▸ **Data to use**
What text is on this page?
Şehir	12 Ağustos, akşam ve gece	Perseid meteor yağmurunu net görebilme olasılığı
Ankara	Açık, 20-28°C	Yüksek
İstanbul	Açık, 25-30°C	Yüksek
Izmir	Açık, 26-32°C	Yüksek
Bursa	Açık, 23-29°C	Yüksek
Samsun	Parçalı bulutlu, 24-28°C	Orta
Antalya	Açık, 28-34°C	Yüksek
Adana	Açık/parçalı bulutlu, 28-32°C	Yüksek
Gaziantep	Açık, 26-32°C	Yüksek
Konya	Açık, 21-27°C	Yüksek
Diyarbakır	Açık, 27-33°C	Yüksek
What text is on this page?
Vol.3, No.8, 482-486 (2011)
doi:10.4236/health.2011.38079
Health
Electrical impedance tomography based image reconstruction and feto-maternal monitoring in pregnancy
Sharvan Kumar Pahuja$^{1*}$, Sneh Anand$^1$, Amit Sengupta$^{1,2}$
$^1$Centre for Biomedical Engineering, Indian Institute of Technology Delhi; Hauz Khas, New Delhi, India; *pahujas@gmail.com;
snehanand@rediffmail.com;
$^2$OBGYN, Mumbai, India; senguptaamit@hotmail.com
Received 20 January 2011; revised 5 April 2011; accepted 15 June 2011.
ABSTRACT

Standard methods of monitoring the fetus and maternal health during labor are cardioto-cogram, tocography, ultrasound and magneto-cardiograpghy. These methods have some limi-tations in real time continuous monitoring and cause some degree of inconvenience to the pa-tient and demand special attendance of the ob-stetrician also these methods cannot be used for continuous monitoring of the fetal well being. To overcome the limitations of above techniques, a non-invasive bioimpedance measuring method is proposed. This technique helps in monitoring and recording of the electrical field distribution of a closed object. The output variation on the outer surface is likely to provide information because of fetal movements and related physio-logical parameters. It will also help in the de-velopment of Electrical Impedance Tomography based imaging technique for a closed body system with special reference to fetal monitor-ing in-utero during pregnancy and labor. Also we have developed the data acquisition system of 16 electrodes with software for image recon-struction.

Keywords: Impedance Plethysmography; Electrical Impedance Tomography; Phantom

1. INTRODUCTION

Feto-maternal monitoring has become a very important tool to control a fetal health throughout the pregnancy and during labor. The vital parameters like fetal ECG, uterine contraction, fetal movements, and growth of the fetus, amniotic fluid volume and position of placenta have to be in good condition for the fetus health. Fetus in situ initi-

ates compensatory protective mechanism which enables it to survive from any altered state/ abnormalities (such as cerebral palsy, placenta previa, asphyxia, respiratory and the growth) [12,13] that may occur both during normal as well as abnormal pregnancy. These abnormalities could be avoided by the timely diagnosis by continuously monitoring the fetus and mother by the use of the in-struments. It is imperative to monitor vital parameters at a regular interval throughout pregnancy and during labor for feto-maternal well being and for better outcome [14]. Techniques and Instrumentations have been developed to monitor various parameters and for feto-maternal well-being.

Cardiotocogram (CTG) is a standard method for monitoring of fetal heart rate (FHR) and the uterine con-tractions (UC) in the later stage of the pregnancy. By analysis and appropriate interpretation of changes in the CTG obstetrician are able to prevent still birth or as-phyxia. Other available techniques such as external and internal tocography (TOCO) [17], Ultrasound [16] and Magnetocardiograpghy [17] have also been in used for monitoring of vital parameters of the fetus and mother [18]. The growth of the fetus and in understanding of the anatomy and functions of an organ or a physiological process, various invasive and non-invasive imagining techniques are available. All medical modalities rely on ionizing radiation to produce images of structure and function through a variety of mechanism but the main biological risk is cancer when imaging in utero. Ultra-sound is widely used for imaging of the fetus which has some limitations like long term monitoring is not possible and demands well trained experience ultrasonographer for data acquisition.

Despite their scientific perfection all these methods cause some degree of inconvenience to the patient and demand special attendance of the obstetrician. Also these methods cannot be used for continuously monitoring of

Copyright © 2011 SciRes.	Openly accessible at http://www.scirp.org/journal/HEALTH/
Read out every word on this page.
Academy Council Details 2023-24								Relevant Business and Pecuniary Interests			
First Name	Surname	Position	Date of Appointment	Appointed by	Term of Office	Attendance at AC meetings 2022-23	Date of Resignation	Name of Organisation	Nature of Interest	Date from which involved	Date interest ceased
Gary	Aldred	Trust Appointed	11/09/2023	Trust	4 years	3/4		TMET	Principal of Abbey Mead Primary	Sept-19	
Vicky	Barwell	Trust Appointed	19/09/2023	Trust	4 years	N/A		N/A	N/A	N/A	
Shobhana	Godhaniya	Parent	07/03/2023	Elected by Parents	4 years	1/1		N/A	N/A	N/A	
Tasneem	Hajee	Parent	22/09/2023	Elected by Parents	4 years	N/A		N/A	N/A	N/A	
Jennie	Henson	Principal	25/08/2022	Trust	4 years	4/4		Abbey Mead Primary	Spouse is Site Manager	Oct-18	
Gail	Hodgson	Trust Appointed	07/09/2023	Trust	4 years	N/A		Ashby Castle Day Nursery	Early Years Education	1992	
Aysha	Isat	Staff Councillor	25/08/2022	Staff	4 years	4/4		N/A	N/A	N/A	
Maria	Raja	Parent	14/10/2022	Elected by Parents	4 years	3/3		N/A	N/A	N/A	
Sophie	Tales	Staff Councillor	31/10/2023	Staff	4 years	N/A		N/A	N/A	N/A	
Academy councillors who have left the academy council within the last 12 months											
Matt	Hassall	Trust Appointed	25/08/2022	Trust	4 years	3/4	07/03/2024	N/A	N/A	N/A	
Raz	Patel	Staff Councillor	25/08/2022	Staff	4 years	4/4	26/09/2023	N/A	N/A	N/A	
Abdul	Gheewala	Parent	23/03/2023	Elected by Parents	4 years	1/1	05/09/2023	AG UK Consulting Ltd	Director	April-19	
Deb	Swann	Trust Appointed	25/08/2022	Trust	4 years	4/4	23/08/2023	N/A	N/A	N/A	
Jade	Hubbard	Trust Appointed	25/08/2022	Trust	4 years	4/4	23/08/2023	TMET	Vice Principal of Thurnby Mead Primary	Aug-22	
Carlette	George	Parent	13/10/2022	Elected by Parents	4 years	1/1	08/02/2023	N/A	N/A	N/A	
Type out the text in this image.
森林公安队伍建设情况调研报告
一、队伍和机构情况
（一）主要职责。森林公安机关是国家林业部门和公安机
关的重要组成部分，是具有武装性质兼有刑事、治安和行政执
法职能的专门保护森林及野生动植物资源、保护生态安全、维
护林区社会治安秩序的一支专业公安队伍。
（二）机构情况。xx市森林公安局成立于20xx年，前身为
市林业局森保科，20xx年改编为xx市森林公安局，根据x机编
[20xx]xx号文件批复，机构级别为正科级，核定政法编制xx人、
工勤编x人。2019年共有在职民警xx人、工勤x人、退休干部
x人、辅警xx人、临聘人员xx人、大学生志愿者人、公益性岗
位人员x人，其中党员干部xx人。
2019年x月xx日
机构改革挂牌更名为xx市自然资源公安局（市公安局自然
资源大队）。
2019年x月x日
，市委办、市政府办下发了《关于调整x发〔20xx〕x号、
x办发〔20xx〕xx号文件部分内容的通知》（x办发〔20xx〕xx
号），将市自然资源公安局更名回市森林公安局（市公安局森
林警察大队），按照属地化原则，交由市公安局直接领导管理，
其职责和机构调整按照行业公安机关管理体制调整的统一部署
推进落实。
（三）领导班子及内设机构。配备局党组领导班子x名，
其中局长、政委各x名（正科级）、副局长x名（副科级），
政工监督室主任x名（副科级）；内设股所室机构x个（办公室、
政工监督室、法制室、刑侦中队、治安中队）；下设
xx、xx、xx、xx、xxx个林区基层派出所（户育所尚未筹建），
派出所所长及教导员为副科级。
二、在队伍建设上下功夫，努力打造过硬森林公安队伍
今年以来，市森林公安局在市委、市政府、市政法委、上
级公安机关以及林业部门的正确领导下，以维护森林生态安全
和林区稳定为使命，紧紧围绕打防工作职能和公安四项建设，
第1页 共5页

▸ **Short problem**
Identify and copy the lines holding the word "Trust".

▸ **Solution**
Gary	Aldred	Trust Appointed	11/09/2023	Trust	4 years	3/4		TMET	Principal of Abbey Mead Primary	Sept-19	
Vicky	Barwell	Trust Appointed	19/09/2023	Trust	4 years	N/A		N/A	N/A	N/A	
Jennie	Henson	Principal	25/08/2022	Trust	4 years	4/4		Abbey Mead Primary	Spouse is Site Manager	Oct-18	
Gail	Hodgson	Trust Appointed	07/09/2023	Trust	4 years	N/A		Ashby Castle Day Nursery	Early Years Education	1992	
Matt	Hassall	Trust Appointed	25/08/2022	Trust	4 years	3/4	07/03/2024	N/A	N/A	N/A	
Deb	Swann	Trust Appointed	25/08/2022	Trust	4 years	4/4	23/08/2023	N/A	N/A	N/A	
Jade	Hubbard	Trust Appointed	25/08/2022	Trust	4 years	4/4	23/08/2023	TMET	Vice Principal of Thurnby Mead Primary	Aug-22	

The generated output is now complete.